PASSAGE GIVEN:

Yes, I've added a new patch with a kselftest. (Good thing I did,
because it (together with DEBUG_PREEMPT) uncovered a bug in the
pre/post-exit-loop code. Fixed in v4.)

Peter

2021-12-09 22:13:24

by Peter Collingbourne

[permalink] [raw]
Subject: Re: [PATCH v3 2/6] uaccess-buffer: add core code

On Wed, Dec 8, 2021 at 2:21 AM Dmitry Vyukov <[email protected]> wrote:
>
> On Wed, 8 Dec 2021 at 05:48, Peter Collingbourne <[email protected]> wrote:
> >
> > Add the core code to support uaccess logging. Subsequent patches will
> > hook this up to the arch-specific kernel entry and exit code for
> > certain architectures.
> >
> > Link: https://linux-review.googlesource.com/id/I6581765646501a5631b281d670903945ebadc57d
> > Signed-off-by: Peter Collingbourne <[email protected]>
> > ---
> > v3:
> > - performance optimizations for entry/exit code
> > - don't use kcur == NULL to mean overflow
> > - fix potential double free in clone()

WHAT IS ASKED:
1: Rename "kselftest" to "self-test" in the part of the patch discussion that opens with the words containing "Yes, I've added" and closes with "Fixed in v4.)", and write out that part again.
2: For each statement, say whether the patch discussion agrees with it. Answer yes or no, and quote the deciding words. (a) The v3 changes include a fix for a potential double free in clone(). (b) The bug that the kselftest uncovered was fixed in v3. (c) Dmitry Vyukov signed off on the patch.

RECORDS:
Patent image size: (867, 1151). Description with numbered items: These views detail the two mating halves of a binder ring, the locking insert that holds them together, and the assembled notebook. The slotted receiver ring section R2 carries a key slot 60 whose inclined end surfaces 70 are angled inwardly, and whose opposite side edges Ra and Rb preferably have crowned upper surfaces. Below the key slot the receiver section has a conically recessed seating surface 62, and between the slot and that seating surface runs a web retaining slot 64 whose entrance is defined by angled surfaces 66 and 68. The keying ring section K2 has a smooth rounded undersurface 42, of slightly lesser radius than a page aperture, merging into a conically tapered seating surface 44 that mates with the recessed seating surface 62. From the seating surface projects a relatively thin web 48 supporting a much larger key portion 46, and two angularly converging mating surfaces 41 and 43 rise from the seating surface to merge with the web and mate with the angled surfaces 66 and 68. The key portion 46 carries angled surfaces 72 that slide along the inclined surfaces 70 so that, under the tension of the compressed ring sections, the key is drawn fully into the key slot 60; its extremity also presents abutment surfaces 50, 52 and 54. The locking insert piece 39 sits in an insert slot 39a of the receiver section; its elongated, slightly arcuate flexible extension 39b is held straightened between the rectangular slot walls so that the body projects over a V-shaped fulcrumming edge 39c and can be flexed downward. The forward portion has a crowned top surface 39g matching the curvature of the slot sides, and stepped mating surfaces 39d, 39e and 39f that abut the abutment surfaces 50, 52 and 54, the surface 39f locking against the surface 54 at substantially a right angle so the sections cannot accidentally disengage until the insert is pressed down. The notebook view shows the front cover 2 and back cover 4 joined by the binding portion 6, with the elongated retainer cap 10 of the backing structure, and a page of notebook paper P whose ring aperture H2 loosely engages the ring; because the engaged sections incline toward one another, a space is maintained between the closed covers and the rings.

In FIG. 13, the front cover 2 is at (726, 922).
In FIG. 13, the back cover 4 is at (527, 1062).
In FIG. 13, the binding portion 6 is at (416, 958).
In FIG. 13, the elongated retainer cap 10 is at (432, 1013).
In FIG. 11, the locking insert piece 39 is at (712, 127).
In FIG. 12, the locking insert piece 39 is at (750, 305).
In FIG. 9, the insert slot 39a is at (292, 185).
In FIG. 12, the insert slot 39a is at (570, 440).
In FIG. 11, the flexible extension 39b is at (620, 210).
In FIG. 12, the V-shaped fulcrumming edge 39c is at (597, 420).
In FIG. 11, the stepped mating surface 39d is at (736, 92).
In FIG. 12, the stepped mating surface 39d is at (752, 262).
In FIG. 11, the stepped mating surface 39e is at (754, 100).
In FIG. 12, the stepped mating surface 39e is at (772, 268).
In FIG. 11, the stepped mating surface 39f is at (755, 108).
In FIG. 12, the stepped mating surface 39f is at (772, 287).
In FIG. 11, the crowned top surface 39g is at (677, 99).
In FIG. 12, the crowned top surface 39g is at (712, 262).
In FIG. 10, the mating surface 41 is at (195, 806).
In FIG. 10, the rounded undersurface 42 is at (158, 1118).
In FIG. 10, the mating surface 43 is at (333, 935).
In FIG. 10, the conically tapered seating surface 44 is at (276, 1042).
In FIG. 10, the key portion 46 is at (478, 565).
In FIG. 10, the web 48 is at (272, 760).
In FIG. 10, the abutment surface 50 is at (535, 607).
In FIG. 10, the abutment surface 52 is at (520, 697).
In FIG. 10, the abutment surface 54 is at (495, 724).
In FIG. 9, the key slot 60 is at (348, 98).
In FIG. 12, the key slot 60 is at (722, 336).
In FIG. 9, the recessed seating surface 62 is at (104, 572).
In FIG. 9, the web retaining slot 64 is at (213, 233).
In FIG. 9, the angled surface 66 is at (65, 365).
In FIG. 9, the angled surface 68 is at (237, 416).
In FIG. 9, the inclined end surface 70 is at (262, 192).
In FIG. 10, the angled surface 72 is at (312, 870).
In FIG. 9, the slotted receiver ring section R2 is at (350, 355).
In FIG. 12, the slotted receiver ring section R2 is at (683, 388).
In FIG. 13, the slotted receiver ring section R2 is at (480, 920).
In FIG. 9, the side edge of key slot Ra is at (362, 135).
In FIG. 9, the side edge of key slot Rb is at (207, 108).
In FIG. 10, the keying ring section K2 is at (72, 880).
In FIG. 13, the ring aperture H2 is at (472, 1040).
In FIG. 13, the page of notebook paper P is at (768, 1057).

IN RESPONSE:
1:
Yes, I've added a new patch with a self-test. (Good thing I did,
because it (together with DEBUG_PREEMPT) uncovered a bug in the
pre/post-exit-loop code. Fixed in v4.)

2:
(a) Yes: "fix potential double free in clone()"
(b) No: "Fixed in v4."
(c) No: "Signed-off-by: Peter Collingbourne"